--- begin Entries supplied ---

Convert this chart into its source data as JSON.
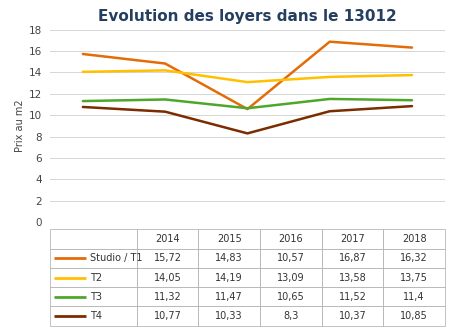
{
  "title": "Evolution des loyers dans le 13012",
  "ylabel": "Prix au m2",
  "years": [
    2014,
    2015,
    2016,
    2017,
    2018
  ],
  "series_order": [
    "Studio / T1",
    "T2",
    "T3",
    "T4"
  ],
  "series": {
    "Studio / T1": {
      "values": [
        15.72,
        14.83,
        10.57,
        16.87,
        16.32
      ],
      "color": "#E36C09",
      "linewidth": 1.8
    },
    "T2": {
      "values": [
        14.05,
        14.19,
        13.09,
        13.58,
        13.75
      ],
      "color": "#FFC000",
      "linewidth": 1.8
    },
    "T3": {
      "values": [
        11.32,
        11.47,
        10.65,
        11.52,
        11.4
      ],
      "color": "#4EA72A",
      "linewidth": 1.8
    },
    "T4": {
      "values": [
        10.77,
        10.33,
        8.3,
        10.37,
        10.85
      ],
      "color": "#7B2C00",
      "linewidth": 1.8
    }
  },
  "ylim": [
    0,
    18
  ],
  "yticks": [
    0,
    2,
    4,
    6,
    8,
    10,
    12,
    14,
    16,
    18
  ],
  "title_color": "#243F60",
  "title_fontsize": 11,
  "background_color": "#FFFFFF",
  "grid_color": "#D0D0D0",
  "table_years": [
    "2014",
    "2015",
    "2016",
    "2017",
    "2018"
  ],
  "table_values": {
    "Studio / T1": [
      "15,72",
      "14,83",
      "10,57",
      "16,87",
      "16,32"
    ],
    "T2": [
      "14,05",
      "14,19",
      "13,09",
      "13,58",
      "13,75"
    ],
    "T3": [
      "11,32",
      "11,47",
      "10,65",
      "11,52",
      "11,4"
    ],
    "T4": [
      "10,77",
      "10,33",
      "8,3",
      "10,37",
      "10,85"
    ]
  }
}
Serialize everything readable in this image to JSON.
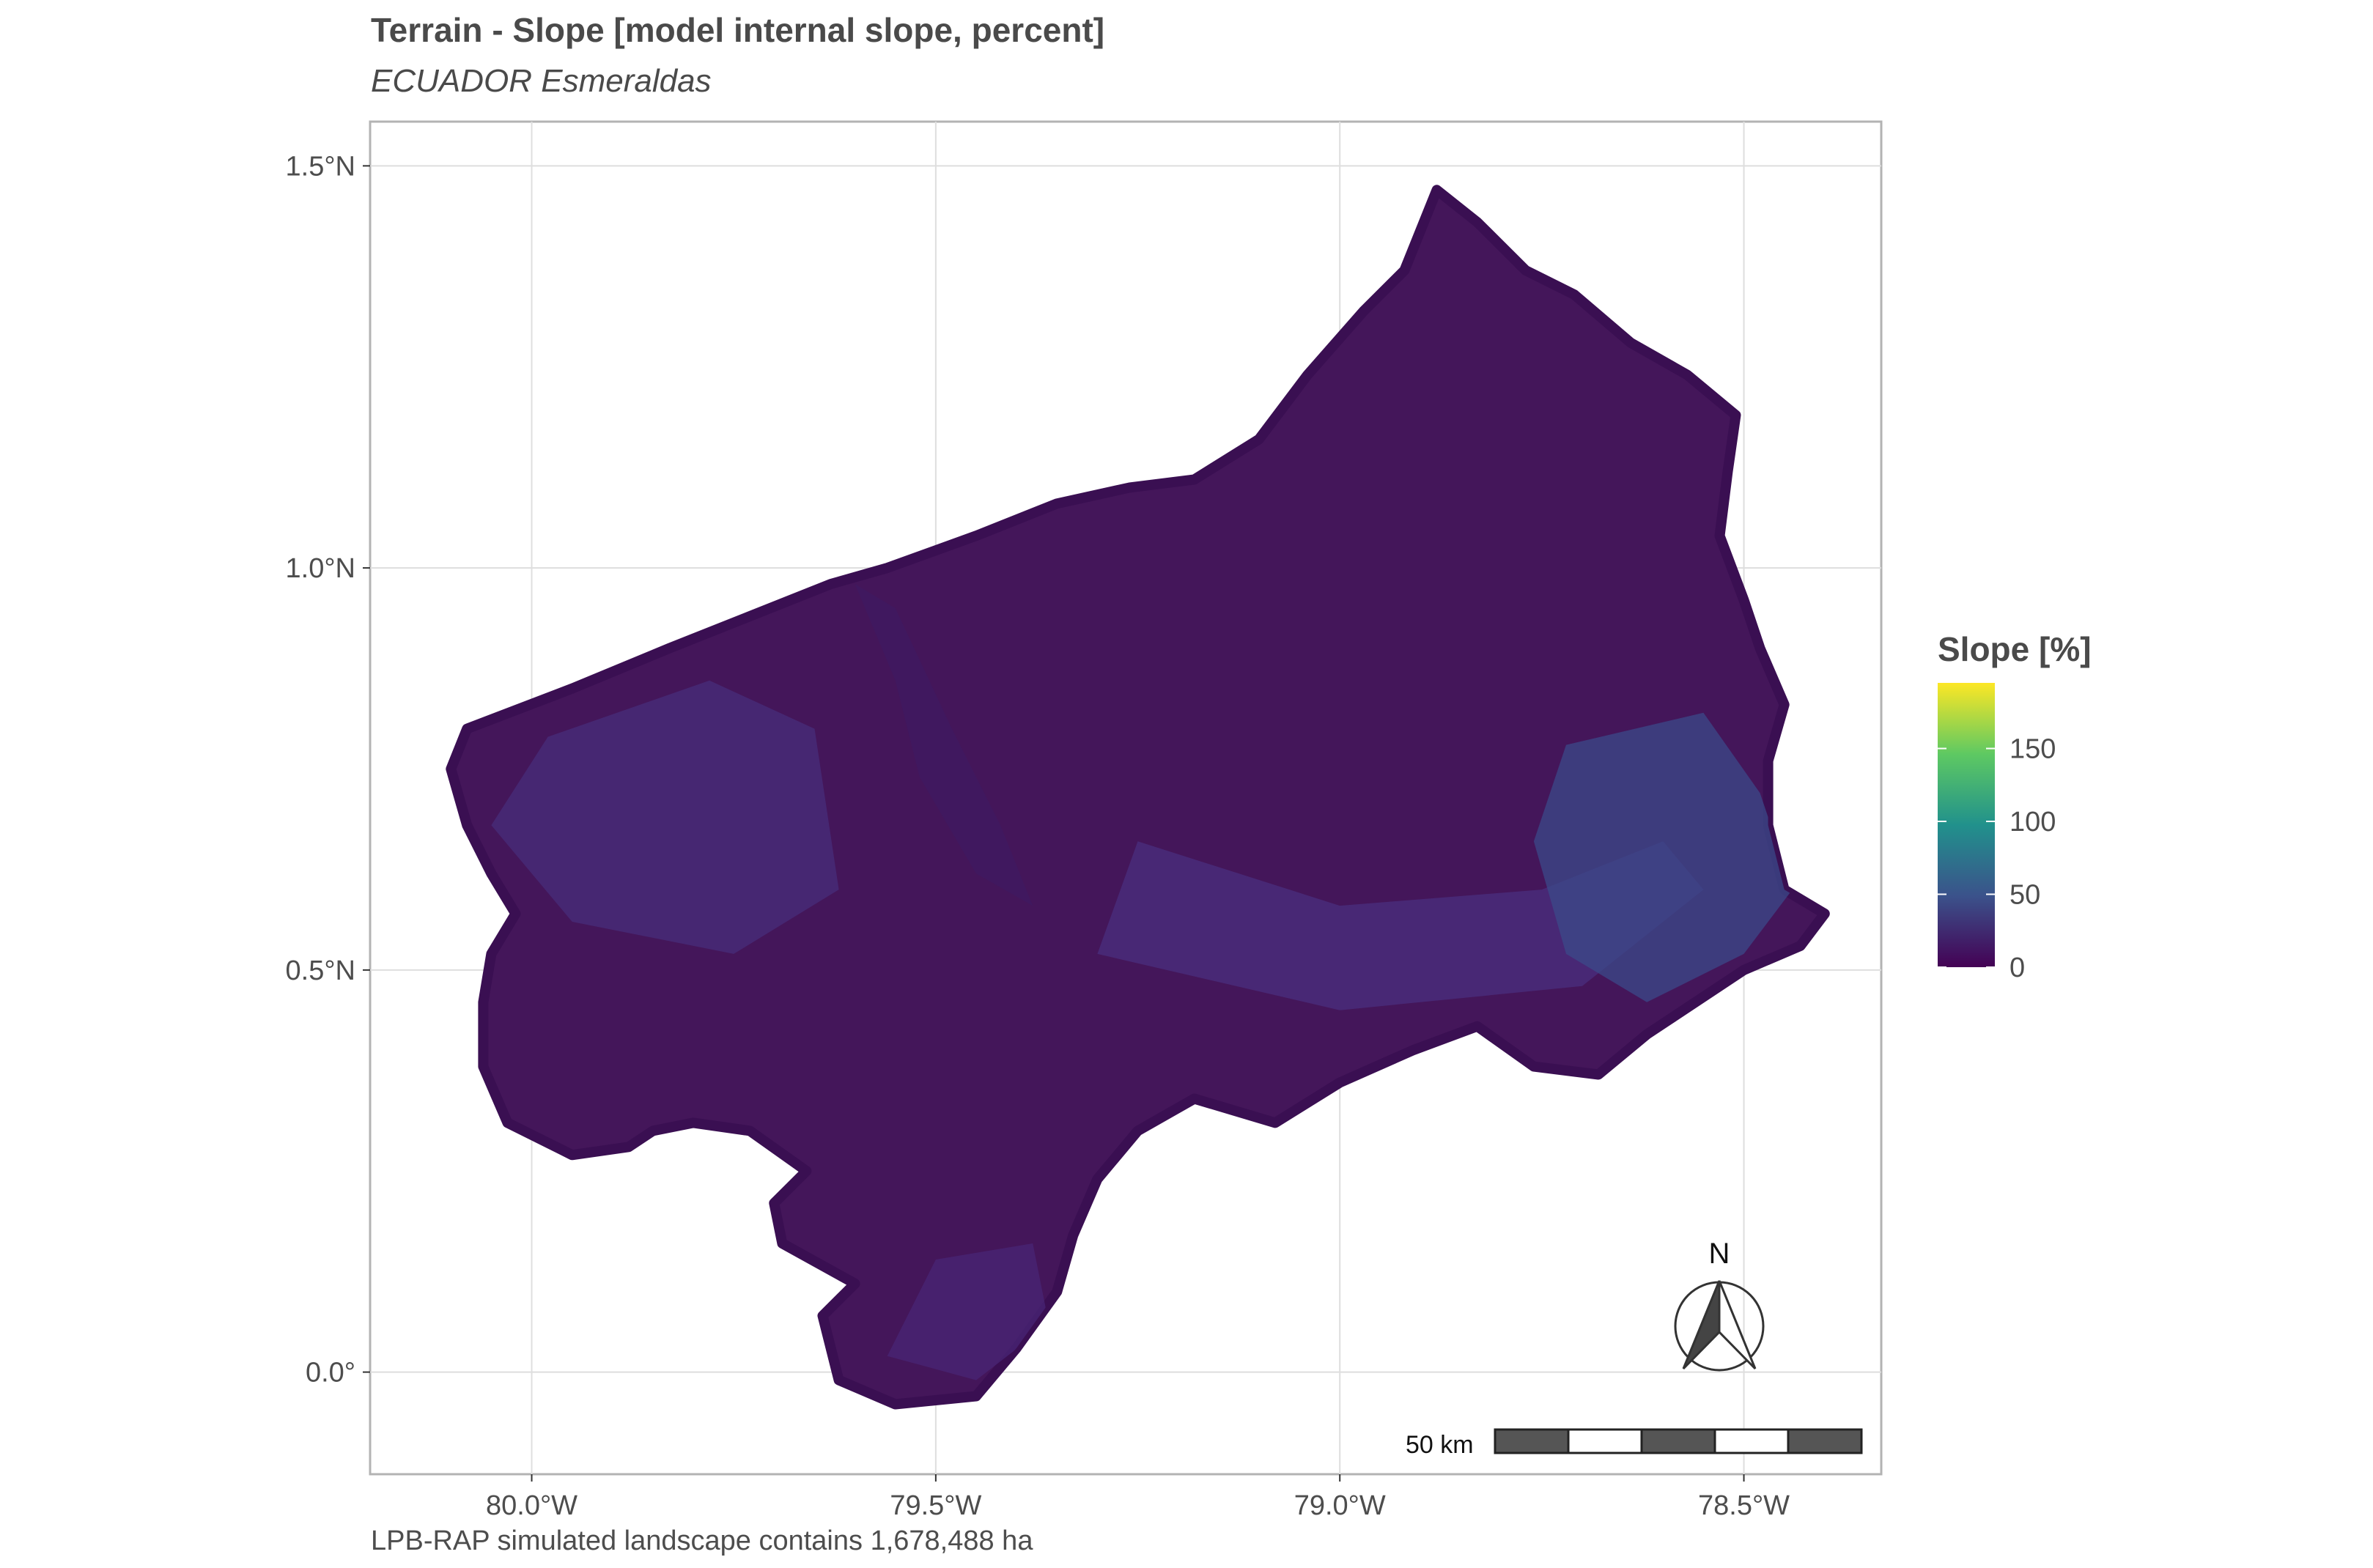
{
  "title": "Terrain - Slope [model internal slope, percent]",
  "subtitle": "ECUADOR Esmeraldas",
  "caption": "LPB-RAP simulated landscape contains 1,678,488 ha",
  "chart_data": {
    "type": "heatmap",
    "title": "Terrain - Slope [model internal slope, percent]",
    "subtitle": "ECUADOR Esmeraldas",
    "x_ticks": [
      {
        "value": -80.0,
        "label": "80.0°W"
      },
      {
        "value": -79.5,
        "label": "79.5°W"
      },
      {
        "value": -79.0,
        "label": "79.0°W"
      },
      {
        "value": -78.5,
        "label": "78.5°W"
      }
    ],
    "y_ticks": [
      {
        "value": 1.5,
        "label": "1.5°N"
      },
      {
        "value": 1.0,
        "label": "1.0°N"
      },
      {
        "value": 0.5,
        "label": "0.5°N"
      },
      {
        "value": 0.0,
        "label": "0.0°"
      }
    ],
    "xlim": [
      -80.2,
      -78.33
    ],
    "ylim": [
      -0.127,
      1.555
    ],
    "grid": true,
    "legend": {
      "title": "Slope [%]",
      "placement": "right",
      "min": 0,
      "max": 195,
      "ticks": [
        {
          "value": 0,
          "label": "0"
        },
        {
          "value": 50,
          "label": "50"
        },
        {
          "value": 100,
          "label": "100"
        },
        {
          "value": 150,
          "label": "150"
        }
      ],
      "colors": [
        "#440154",
        "#3b528b",
        "#21918c",
        "#5ec962",
        "#fde725"
      ]
    },
    "region": {
      "name": "Esmeraldas",
      "fill": "#44165a",
      "outline": [
        [
          -79.88,
          0.28
        ],
        [
          -79.95,
          0.27
        ],
        [
          -80.03,
          0.31
        ],
        [
          -80.06,
          0.38
        ],
        [
          -80.06,
          0.46
        ],
        [
          -80.05,
          0.52
        ],
        [
          -80.02,
          0.57
        ],
        [
          -80.05,
          0.62
        ],
        [
          -80.08,
          0.68
        ],
        [
          -80.1,
          0.75
        ],
        [
          -80.08,
          0.8
        ],
        [
          -79.95,
          0.85
        ],
        [
          -79.83,
          0.9
        ],
        [
          -79.73,
          0.94
        ],
        [
          -79.63,
          0.98
        ],
        [
          -79.56,
          1.0
        ],
        [
          -79.45,
          1.04
        ],
        [
          -79.35,
          1.08
        ],
        [
          -79.26,
          1.1
        ],
        [
          -79.18,
          1.11
        ],
        [
          -79.1,
          1.16
        ],
        [
          -79.04,
          1.24
        ],
        [
          -78.97,
          1.32
        ],
        [
          -78.92,
          1.37
        ],
        [
          -78.88,
          1.47
        ],
        [
          -78.83,
          1.43
        ],
        [
          -78.77,
          1.37
        ],
        [
          -78.71,
          1.34
        ],
        [
          -78.64,
          1.28
        ],
        [
          -78.57,
          1.24
        ],
        [
          -78.51,
          1.19
        ],
        [
          -78.52,
          1.12
        ],
        [
          -78.53,
          1.04
        ],
        [
          -78.5,
          0.96
        ],
        [
          -78.48,
          0.9
        ],
        [
          -78.45,
          0.83
        ],
        [
          -78.47,
          0.76
        ],
        [
          -78.47,
          0.68
        ],
        [
          -78.45,
          0.6
        ],
        [
          -78.4,
          0.57
        ],
        [
          -78.43,
          0.53
        ],
        [
          -78.5,
          0.5
        ],
        [
          -78.56,
          0.46
        ],
        [
          -78.62,
          0.42
        ],
        [
          -78.68,
          0.37
        ],
        [
          -78.76,
          0.38
        ],
        [
          -78.83,
          0.43
        ],
        [
          -78.91,
          0.4
        ],
        [
          -79.0,
          0.36
        ],
        [
          -79.08,
          0.31
        ],
        [
          -79.18,
          0.34
        ],
        [
          -79.25,
          0.3
        ],
        [
          -79.3,
          0.24
        ],
        [
          -79.33,
          0.17
        ],
        [
          -79.35,
          0.1
        ],
        [
          -79.4,
          0.03
        ],
        [
          -79.45,
          -0.03
        ],
        [
          -79.55,
          -0.04
        ],
        [
          -79.62,
          -0.01
        ],
        [
          -79.64,
          0.07
        ],
        [
          -79.6,
          0.11
        ],
        [
          -79.69,
          0.16
        ],
        [
          -79.7,
          0.21
        ],
        [
          -79.66,
          0.25
        ],
        [
          -79.73,
          0.3
        ],
        [
          -79.8,
          0.31
        ],
        [
          -79.85,
          0.3
        ]
      ],
      "shades": [
        {
          "color": "#4a2f7f",
          "points": [
            [
              -79.25,
              0.66
            ],
            [
              -79.0,
              0.58
            ],
            [
              -78.75,
              0.6
            ],
            [
              -78.6,
              0.66
            ],
            [
              -78.55,
              0.6
            ],
            [
              -78.7,
              0.48
            ],
            [
              -79.0,
              0.45
            ],
            [
              -79.3,
              0.52
            ]
          ]
        },
        {
          "color": "#3b4a8a",
          "points": [
            [
              -78.72,
              0.78
            ],
            [
              -78.55,
              0.82
            ],
            [
              -78.48,
              0.72
            ],
            [
              -78.44,
              0.6
            ],
            [
              -78.5,
              0.52
            ],
            [
              -78.62,
              0.46
            ],
            [
              -78.72,
              0.52
            ],
            [
              -78.76,
              0.66
            ]
          ]
        },
        {
          "color": "#472d7b",
          "points": [
            [
              -79.98,
              0.79
            ],
            [
              -79.78,
              0.86
            ],
            [
              -79.65,
              0.8
            ],
            [
              -79.62,
              0.6
            ],
            [
              -79.75,
              0.52
            ],
            [
              -79.95,
              0.56
            ],
            [
              -80.05,
              0.68
            ]
          ]
        },
        {
          "color": "#3f1a62",
          "points": [
            [
              -79.6,
              0.98
            ],
            [
              -79.55,
              0.86
            ],
            [
              -79.52,
              0.74
            ],
            [
              -79.45,
              0.62
            ],
            [
              -79.38,
              0.58
            ],
            [
              -79.42,
              0.68
            ],
            [
              -79.48,
              0.8
            ],
            [
              -79.55,
              0.95
            ]
          ]
        },
        {
          "color": "#482576",
          "points": [
            [
              -79.5,
              0.14
            ],
            [
              -79.38,
              0.16
            ],
            [
              -79.36,
              0.06
            ],
            [
              -79.45,
              -0.01
            ],
            [
              -79.56,
              0.02
            ]
          ]
        }
      ]
    },
    "scalebar": {
      "label": "50 km"
    },
    "north_arrow": {
      "label": "N"
    }
  }
}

--- end Entries supplied ---

§ **The request**
Scan the data for the word "Terrain" and copy every line where it shows up.

§ **Written solution**
  "title": "Terrain - Slope [model internal slope, percent]",
    "title": "Terrain - Slope [model internal slope, percent]",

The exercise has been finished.